◆ Problem statement
Give only the count of lines containing "hydropower".

----

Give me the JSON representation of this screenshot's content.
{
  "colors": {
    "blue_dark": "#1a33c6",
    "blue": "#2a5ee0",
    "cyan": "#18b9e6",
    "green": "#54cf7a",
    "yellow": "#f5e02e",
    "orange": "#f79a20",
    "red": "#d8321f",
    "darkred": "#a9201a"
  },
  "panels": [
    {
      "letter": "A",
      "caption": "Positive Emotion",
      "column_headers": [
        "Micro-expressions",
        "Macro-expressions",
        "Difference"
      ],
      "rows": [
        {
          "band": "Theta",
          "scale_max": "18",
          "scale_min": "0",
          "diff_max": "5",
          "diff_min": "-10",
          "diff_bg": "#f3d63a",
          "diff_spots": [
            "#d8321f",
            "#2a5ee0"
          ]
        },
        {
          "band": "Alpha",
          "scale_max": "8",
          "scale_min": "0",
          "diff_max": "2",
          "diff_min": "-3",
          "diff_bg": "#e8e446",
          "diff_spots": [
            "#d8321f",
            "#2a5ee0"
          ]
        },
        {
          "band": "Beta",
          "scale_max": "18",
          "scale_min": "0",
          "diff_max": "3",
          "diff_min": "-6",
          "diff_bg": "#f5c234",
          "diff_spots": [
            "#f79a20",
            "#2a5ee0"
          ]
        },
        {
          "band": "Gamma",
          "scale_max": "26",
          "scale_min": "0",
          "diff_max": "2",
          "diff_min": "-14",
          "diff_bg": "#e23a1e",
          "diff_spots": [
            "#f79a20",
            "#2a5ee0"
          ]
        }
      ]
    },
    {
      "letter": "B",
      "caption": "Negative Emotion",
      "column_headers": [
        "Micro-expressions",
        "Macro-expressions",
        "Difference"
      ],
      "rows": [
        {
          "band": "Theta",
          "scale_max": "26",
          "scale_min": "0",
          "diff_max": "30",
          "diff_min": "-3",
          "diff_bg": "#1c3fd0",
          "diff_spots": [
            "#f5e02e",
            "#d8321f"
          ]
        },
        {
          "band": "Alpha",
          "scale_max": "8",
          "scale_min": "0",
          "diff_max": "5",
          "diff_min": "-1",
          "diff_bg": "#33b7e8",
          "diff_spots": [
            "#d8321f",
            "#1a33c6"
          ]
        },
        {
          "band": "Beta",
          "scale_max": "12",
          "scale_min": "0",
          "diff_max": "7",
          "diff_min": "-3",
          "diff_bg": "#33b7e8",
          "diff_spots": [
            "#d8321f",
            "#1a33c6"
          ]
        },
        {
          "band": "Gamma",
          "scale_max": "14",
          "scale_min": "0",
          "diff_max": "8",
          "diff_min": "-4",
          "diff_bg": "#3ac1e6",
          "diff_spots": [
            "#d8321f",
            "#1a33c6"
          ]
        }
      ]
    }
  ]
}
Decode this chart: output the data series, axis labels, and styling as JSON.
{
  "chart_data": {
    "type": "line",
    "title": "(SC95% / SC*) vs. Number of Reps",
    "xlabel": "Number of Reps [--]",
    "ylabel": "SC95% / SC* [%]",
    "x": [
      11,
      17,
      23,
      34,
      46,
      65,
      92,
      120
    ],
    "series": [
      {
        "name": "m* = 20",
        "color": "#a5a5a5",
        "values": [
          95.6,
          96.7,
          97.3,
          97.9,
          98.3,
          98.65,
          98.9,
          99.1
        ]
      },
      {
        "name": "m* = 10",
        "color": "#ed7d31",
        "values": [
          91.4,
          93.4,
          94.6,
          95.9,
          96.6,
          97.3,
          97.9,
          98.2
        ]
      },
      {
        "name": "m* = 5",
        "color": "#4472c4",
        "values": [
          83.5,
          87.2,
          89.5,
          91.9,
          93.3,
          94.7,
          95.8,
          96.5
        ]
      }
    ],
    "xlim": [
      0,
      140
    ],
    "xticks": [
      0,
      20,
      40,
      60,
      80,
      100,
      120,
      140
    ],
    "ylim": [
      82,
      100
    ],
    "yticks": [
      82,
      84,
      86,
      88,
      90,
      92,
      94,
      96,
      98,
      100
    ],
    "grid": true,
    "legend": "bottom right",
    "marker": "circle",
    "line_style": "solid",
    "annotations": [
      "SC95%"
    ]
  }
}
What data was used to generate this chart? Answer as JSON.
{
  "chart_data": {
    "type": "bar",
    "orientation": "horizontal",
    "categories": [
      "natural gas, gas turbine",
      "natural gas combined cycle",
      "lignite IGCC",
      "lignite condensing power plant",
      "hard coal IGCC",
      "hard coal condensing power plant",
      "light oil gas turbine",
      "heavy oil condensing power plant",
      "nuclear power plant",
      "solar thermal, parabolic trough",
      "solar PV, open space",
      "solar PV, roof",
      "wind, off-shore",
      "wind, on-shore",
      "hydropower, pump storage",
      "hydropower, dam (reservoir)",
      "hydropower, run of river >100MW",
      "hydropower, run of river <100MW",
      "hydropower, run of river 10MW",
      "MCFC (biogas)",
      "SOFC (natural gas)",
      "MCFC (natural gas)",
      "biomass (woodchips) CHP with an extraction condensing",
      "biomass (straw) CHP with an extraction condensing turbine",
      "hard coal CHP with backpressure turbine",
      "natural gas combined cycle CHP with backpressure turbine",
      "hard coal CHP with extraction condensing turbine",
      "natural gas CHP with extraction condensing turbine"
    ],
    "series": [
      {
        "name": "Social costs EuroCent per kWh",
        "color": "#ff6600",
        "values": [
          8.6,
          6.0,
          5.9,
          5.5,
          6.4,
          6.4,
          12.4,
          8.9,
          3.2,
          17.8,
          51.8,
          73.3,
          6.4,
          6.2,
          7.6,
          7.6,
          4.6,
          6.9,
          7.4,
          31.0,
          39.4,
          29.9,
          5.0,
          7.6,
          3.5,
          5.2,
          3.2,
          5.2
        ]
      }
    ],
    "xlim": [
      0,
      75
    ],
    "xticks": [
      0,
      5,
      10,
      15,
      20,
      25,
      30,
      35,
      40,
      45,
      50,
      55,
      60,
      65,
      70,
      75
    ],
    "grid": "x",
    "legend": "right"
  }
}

----

◆ Output
5